**RECORDS FOR THIS EXERCISE:**
----------

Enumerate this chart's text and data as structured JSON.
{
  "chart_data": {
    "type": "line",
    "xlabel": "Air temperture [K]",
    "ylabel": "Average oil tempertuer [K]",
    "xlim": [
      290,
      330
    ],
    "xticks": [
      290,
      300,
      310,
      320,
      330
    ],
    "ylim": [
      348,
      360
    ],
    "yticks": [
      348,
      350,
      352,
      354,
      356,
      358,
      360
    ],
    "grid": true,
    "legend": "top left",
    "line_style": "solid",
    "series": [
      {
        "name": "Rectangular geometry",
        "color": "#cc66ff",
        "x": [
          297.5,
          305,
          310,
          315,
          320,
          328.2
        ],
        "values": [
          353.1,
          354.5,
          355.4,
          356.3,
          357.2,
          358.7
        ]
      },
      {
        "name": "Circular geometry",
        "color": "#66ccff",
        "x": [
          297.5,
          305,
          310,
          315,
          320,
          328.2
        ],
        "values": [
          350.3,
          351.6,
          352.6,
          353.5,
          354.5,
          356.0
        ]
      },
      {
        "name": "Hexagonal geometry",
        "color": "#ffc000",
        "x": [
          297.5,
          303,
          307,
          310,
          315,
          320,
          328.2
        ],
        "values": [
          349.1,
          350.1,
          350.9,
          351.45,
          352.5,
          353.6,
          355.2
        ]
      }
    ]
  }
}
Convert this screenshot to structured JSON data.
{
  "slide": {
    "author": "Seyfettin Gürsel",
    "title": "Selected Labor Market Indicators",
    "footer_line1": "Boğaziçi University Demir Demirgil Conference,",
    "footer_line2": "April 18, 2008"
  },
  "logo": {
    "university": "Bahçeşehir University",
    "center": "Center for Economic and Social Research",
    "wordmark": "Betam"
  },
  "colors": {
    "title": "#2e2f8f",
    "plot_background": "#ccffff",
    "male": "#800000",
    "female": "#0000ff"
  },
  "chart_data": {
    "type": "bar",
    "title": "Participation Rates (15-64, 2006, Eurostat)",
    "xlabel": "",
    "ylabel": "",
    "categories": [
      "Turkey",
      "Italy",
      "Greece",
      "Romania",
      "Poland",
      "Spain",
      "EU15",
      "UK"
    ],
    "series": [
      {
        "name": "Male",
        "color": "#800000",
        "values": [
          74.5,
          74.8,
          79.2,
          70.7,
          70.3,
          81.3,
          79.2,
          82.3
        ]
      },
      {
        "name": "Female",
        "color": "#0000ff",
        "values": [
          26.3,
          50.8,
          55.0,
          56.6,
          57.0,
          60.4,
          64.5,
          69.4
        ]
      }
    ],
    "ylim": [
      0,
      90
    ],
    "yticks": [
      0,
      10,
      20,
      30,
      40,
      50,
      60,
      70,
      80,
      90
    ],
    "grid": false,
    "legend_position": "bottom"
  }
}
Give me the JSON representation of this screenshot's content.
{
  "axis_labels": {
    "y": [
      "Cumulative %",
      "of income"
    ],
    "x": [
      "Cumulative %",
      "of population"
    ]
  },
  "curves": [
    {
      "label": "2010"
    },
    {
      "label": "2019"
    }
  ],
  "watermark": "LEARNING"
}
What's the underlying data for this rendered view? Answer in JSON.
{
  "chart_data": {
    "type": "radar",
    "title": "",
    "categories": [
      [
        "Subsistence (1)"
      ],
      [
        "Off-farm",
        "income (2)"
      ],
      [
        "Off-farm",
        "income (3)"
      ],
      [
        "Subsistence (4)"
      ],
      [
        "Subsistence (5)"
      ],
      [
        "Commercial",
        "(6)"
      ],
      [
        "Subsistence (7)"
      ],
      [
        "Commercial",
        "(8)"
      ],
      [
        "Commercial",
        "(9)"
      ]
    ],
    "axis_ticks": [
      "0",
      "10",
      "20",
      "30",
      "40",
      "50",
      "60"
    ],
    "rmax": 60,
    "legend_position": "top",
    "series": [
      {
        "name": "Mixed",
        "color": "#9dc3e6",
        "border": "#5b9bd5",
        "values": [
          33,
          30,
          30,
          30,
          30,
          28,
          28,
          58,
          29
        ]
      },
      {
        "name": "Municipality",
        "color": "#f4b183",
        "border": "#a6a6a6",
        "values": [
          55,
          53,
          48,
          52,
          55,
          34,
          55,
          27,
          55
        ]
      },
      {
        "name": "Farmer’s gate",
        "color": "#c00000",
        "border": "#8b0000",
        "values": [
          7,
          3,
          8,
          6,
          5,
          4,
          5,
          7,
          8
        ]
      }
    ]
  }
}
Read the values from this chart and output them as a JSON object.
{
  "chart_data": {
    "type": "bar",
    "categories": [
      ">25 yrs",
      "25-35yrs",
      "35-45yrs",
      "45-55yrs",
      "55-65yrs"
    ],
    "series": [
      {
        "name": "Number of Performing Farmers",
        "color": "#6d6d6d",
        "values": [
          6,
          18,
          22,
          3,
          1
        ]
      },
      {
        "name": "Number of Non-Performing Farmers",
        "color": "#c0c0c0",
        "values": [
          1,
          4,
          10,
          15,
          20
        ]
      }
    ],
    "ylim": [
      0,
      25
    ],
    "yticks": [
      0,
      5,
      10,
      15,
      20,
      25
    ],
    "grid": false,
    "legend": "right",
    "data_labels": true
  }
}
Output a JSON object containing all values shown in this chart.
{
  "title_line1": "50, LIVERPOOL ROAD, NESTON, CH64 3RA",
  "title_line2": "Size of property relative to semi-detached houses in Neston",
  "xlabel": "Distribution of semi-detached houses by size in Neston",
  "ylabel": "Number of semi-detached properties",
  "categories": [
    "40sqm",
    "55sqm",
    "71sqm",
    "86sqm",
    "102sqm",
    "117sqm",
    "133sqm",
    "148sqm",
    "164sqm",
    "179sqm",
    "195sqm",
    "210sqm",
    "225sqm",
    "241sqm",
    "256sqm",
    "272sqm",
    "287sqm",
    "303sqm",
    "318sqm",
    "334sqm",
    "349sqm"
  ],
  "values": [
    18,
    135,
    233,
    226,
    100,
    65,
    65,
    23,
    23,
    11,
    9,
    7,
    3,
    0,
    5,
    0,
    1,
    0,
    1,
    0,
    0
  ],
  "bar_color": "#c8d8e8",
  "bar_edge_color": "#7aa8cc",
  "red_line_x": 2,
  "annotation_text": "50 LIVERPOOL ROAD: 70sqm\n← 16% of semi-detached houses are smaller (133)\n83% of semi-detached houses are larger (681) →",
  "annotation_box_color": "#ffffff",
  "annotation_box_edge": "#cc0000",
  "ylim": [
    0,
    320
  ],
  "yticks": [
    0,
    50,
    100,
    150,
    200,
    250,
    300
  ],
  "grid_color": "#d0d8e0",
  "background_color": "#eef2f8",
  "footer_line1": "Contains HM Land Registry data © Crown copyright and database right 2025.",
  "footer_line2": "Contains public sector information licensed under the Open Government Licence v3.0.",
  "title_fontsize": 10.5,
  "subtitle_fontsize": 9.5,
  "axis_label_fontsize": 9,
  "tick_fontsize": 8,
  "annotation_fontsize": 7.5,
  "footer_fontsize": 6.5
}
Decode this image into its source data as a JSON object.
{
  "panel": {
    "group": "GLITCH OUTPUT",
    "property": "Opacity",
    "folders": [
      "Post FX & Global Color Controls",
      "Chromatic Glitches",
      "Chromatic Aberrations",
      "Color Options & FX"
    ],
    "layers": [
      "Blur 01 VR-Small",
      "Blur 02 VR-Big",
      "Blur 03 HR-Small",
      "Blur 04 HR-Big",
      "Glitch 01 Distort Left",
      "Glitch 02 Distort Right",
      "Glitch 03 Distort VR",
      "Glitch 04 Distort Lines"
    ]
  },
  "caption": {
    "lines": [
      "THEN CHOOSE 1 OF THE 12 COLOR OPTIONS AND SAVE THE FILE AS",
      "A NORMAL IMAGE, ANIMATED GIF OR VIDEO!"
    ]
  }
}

----------

**TASK TO COMPLETE:** Review the preceding data and report every line that includes the string "Distort".

**OUTPUT FOR THIS EXERCISE:**
      "Glitch 01 Distort Left",
      "Glitch 02 Distort Right",
      "Glitch 03 Distort VR",
      "Glitch 04 Distort Lines"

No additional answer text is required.